* EXERCISE OBJECTIVE *
Check each line of the data, and copy those where "title" appears.

* DATA FOR THIS EXERCISE *
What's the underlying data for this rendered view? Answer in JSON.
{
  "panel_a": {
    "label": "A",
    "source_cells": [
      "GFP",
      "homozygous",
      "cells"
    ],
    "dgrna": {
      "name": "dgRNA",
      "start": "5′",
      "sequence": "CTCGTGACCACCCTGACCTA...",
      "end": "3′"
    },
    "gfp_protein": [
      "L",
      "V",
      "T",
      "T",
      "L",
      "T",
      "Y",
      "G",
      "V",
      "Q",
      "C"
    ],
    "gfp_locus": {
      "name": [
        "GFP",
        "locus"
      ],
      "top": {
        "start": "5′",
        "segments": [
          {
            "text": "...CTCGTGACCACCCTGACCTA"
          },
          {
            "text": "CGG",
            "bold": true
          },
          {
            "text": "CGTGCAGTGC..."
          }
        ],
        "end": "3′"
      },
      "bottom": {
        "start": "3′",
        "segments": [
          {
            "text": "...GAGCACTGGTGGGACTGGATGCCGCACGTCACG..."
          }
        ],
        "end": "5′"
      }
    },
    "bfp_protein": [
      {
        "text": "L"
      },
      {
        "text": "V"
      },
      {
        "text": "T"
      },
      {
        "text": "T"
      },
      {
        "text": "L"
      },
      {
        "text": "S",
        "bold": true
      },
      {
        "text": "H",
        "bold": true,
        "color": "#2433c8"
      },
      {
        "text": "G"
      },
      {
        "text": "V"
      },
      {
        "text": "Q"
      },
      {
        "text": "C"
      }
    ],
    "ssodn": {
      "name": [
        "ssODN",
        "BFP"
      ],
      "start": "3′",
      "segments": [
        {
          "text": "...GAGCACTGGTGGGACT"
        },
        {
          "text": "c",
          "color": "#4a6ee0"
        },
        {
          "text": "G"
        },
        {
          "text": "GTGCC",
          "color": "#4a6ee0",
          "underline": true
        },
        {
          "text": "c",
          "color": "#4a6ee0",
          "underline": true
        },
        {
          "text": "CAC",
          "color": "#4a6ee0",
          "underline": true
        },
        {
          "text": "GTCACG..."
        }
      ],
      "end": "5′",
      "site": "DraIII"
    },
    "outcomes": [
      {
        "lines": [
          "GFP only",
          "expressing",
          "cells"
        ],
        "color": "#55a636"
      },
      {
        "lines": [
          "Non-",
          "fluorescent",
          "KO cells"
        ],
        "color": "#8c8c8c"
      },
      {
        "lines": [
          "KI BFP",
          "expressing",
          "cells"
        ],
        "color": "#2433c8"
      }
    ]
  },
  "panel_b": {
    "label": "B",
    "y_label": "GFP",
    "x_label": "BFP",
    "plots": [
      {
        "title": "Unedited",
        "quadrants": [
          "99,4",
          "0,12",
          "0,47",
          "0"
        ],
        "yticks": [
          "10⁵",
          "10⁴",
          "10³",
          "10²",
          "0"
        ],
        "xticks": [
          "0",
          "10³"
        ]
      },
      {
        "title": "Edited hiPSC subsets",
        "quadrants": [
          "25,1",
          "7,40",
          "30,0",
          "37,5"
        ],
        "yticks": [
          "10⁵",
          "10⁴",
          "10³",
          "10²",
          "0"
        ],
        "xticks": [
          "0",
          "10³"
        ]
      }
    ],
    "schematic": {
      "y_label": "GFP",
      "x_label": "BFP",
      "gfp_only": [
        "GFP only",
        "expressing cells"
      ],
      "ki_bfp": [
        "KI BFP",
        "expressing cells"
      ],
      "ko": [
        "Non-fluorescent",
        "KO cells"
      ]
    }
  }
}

* ANSWER SECTION *
        "title": "Unedited",
        "title": "Edited hiPSC subsets",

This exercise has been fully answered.